◆ TASK GOAL:
Within the material below, find each line bearing the word "world" and present it.
-- BEGIN DATA FOR THE TASK --
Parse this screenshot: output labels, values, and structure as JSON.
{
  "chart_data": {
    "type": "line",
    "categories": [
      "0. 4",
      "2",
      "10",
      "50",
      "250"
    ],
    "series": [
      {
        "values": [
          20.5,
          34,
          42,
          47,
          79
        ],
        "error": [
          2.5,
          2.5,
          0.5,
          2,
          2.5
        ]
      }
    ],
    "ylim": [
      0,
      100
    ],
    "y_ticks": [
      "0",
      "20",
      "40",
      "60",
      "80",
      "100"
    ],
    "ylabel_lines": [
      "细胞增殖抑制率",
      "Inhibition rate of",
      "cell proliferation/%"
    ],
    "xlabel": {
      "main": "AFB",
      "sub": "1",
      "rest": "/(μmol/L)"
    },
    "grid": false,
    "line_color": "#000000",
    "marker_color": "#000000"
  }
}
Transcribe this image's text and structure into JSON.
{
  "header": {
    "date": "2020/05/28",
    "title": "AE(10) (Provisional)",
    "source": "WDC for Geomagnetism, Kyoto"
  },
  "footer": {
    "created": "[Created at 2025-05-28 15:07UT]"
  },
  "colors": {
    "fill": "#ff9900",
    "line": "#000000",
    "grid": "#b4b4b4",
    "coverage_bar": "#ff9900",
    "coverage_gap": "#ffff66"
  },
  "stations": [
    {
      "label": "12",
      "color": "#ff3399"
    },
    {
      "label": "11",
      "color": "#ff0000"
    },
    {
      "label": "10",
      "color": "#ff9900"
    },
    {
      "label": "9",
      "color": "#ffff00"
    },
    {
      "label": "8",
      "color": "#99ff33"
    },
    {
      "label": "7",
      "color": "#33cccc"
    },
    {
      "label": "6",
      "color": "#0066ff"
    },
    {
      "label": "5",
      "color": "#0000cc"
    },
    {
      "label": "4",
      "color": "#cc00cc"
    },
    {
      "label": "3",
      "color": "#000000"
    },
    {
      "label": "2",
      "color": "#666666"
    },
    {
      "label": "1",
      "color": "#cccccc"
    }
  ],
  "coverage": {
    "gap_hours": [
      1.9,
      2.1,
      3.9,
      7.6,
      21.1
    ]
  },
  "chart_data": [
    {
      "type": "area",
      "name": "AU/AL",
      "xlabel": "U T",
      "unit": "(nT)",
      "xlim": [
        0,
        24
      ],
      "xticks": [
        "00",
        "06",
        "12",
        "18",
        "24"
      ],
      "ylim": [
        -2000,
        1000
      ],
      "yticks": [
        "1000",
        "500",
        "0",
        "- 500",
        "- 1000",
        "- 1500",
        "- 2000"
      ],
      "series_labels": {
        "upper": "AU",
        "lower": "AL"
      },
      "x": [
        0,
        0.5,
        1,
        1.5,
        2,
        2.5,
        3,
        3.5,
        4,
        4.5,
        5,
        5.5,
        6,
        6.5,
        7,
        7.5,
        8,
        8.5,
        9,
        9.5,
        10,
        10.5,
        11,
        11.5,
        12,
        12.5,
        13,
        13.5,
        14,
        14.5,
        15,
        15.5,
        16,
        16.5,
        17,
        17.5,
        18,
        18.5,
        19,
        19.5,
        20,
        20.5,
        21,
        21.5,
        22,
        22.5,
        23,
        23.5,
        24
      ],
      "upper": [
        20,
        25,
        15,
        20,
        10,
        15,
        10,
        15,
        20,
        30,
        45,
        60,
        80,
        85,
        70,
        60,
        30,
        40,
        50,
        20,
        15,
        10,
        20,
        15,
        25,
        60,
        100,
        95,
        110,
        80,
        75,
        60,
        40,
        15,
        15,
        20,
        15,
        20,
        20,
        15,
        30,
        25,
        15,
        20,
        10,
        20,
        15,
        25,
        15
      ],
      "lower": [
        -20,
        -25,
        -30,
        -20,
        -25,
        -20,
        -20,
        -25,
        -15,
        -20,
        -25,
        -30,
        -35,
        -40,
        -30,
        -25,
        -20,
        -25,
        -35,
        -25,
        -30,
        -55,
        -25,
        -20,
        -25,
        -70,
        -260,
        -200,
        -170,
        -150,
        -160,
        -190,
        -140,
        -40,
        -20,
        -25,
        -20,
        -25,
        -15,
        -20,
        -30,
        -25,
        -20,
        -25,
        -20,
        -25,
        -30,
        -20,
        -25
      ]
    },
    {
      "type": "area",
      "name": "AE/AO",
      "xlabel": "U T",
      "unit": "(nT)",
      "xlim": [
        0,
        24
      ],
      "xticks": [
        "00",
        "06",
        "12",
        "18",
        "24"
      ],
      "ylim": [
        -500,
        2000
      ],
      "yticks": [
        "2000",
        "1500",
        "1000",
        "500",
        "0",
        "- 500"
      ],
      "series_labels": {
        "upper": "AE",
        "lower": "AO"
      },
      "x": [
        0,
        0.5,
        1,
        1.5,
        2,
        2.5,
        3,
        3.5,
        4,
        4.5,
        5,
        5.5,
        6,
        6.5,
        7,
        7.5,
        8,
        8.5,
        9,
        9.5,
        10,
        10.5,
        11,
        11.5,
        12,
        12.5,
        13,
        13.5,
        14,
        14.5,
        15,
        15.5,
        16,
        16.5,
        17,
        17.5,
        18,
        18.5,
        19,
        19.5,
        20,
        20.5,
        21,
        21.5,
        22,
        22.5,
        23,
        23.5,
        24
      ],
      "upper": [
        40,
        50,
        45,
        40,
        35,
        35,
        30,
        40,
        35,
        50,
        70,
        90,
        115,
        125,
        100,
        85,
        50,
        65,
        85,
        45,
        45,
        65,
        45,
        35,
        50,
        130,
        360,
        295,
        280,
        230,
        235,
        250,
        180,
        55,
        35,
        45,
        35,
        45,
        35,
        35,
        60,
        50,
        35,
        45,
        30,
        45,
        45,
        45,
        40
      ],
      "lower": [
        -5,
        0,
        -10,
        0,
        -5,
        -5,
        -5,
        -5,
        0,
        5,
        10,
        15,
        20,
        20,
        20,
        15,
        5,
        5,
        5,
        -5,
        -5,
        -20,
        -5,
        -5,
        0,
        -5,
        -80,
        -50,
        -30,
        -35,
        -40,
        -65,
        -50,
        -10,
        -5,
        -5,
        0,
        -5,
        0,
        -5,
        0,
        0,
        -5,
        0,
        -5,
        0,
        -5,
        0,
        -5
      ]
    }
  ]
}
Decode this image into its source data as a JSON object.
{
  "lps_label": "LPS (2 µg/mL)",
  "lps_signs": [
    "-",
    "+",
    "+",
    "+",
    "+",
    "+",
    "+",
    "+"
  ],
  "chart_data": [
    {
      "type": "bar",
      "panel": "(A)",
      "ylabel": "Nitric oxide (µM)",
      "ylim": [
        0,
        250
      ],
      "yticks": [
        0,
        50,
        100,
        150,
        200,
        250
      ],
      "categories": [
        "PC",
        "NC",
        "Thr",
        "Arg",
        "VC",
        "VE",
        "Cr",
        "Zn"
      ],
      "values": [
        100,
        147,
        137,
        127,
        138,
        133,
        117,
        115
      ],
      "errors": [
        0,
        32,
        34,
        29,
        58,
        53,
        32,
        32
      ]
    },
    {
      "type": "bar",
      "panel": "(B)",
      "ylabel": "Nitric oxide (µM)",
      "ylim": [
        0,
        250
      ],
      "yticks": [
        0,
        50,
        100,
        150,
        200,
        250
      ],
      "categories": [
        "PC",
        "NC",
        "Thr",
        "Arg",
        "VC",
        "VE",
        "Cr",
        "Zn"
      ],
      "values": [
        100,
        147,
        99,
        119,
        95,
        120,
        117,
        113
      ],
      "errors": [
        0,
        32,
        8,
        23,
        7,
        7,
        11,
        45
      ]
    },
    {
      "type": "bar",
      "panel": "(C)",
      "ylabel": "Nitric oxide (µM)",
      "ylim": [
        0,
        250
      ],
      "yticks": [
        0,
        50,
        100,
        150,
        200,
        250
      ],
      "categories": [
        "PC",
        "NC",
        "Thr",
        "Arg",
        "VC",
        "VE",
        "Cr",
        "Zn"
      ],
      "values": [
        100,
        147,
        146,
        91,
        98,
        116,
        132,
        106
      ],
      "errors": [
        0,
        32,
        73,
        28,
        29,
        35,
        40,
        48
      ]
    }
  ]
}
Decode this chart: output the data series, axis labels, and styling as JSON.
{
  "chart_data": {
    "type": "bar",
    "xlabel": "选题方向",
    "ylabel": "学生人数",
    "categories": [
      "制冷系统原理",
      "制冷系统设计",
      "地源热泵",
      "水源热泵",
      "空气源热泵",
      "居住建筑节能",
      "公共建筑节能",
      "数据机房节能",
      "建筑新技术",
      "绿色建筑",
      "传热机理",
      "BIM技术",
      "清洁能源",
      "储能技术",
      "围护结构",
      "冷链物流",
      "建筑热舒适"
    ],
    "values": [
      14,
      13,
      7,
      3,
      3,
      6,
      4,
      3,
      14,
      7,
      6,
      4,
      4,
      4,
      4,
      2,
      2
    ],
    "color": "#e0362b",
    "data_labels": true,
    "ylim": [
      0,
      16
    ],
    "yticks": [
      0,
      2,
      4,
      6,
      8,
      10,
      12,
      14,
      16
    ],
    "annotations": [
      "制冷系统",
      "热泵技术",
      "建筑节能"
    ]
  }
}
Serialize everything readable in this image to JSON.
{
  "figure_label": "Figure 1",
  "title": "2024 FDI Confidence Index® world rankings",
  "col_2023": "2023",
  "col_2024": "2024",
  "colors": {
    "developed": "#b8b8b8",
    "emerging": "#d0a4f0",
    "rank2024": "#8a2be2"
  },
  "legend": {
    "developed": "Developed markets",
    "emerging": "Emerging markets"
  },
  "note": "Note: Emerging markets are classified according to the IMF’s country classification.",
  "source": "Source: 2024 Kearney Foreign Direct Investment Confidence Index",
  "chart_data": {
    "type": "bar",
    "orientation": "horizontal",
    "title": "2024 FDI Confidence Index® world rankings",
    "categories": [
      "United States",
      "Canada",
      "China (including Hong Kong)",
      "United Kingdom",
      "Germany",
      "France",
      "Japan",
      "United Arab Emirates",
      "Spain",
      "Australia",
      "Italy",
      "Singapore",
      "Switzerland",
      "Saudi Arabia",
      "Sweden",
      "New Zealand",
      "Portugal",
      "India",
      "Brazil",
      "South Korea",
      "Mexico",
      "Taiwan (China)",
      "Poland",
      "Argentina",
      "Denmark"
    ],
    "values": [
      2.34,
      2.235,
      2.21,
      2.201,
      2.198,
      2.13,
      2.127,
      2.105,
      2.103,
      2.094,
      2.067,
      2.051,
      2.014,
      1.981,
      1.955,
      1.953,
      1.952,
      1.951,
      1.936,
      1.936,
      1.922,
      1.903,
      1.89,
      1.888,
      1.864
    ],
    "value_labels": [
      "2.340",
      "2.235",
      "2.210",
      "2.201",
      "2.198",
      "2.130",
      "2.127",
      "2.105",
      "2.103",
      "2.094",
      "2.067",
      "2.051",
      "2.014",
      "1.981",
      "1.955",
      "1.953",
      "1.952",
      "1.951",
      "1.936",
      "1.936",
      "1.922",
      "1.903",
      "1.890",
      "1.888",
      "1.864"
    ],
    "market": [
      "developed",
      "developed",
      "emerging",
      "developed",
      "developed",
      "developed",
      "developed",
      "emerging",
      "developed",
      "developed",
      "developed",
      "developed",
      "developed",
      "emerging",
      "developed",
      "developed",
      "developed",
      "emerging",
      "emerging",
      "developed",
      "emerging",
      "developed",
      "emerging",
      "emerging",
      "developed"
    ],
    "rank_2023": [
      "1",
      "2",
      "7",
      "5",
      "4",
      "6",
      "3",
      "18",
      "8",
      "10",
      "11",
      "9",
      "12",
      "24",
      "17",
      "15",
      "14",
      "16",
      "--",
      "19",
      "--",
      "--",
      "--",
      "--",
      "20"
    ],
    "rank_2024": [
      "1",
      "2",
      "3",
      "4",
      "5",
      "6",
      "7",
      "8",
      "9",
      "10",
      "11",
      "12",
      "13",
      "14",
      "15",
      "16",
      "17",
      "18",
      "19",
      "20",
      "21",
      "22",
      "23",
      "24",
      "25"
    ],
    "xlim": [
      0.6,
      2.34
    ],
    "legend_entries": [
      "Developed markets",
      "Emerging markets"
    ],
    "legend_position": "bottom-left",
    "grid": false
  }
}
-- END DATA FOR THE TASK --
◆ OUTPUT FOR THIS TASK:
  "title": "2024 FDI Confidence Index® world rankings",
    "title": "2024 FDI Confidence Index® world rankings",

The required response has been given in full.